Answer these from the text on Kubernetes operators:
(a) How often did the shell script poll df on every node?
(b) When does the background collector emit an event?
(c) About how often does the resyncer enqueue every object for reconcile?

DOCUMENT TEXT →

..........

Each step is independently idempotent. Each returns a result, either "I'm done" or "requeue me in 30 seconds, I'm waiting on something," and the results merge. It reads almost exactly like the body of my shell loop. The difference is that "observe the state" grew from df and pg_isready into a fan-in across multiple systems, and "take an action" grew from ssh into typed, conflict-aware API writes.
This is the operator. The kubelet, the scheduler, CSI, and CNI are infrastructure we get by using Kubernetes. This loop, with its messy real-world observe step, is the part we actually write and deal with. Because we know how the underlying system works, we can design it without treating Kubernetes like a black box.
Not every edge comes from the API server
There's one more piece, and it lets me close a loop from Part 1 that I left deliberately: the disk-usage check.
My shell script polled df on every node every five seconds. For three nodes, fine. For thousands of databases, you can't reconcile every one of them every few seconds just to check a number that rarely changes; you'd spend all your CPU re-deriving "still at 40%, still at 40%, still at 40%." This is the level-triggered model's one real cost: re-checking everything is correct, but it isn't free.
The fix is to add a sensor that emits its own edges. A background collector polls our metrics pipeline for disk usage on a slow cadence, keeps the last value per volume in memory, and only emits an event when usage crosses a threshold, not while it sits above or below one:
// Edge detection. We fire only on the transition across the threshold,
// not every cycle we happen to be above it. Hovering at 81% is silent;
// crossing 80% upward is an event.
crossedUp := previousUsage < pvc.GrowThreshold && usage >= pvc.GrowThreshold
if crossedUp {
// -> generic event -> work queue -> reconcile
relay.Send(Event{Key: pvc.Key})
}
That event goes into the same work queue as the API watch events and triggers a normal reconcile of the affected instance. Same rule as before: the event wakes us up, the reconcile decides from the current state.
For example, say we have a 10GiB disk and it's using 8GiB. The collector saw it cross the threshold, so it wakes the reconciler. The reconciler reads the current usage, sees that it crossed the 80% threshold, and sets a new size on the PVC. After that, CSI handles the rest.
And because edges can be missed (the collector could be down, an event could be dropped from a full channel), there's a resyncer: a periodic timer that enqueues every object for reconcile every minute or so, regardless of events. It's the safety net. It's our sleep 5 loop. There's also RequeueAfter, which a reconcile returns to say "wake me again in 30 seconds," the controller's way of polling a slow external operation without holding a worker.
There are two more questions: how often should the loop run, and who is allowed to run it? Control theory calls the first one the sampling interval. The rule of thumb: act faster than the thing you're tracking changes, but not faster than it can respond. Reconciling a disk that fills over hours every few milliseconds just burns CPU to learn the same thing again.

..........

SUPPLIED INFORMATION →
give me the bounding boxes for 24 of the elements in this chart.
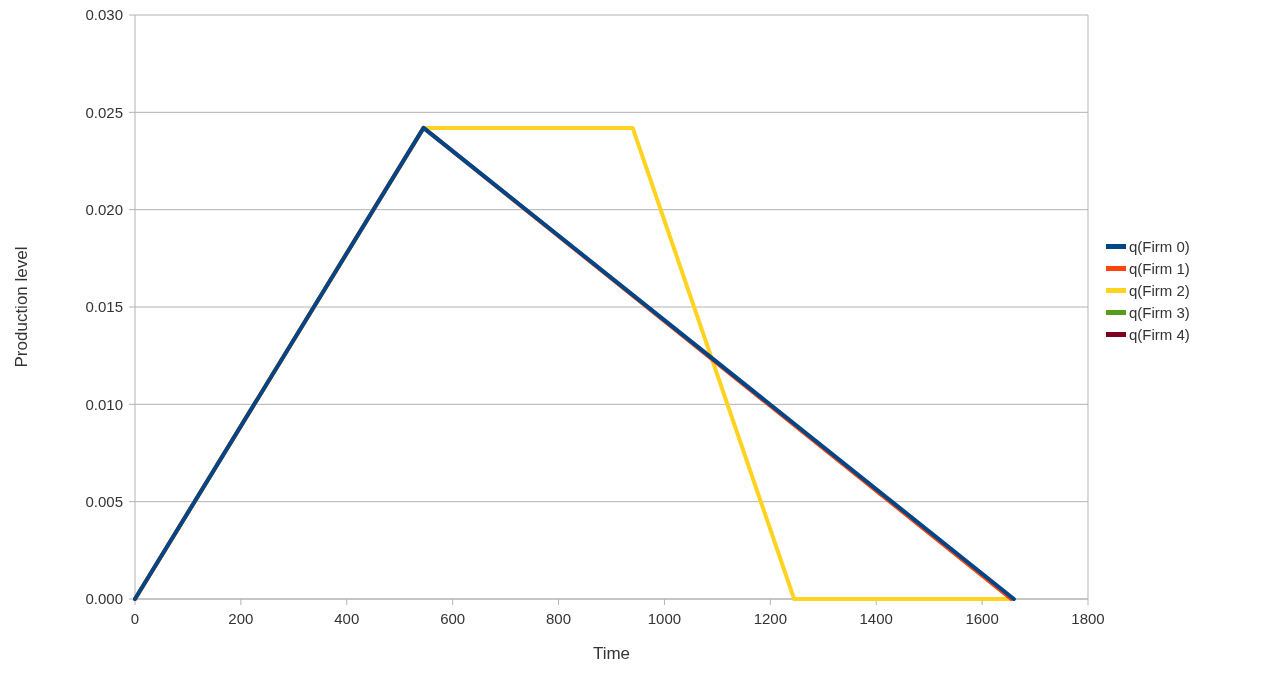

..........

FULL OUTPUT →
(a) Every five seconds.
(b) Only when disk usage crosses a threshold, not while it sits above or below one.
(c) Every minute or so.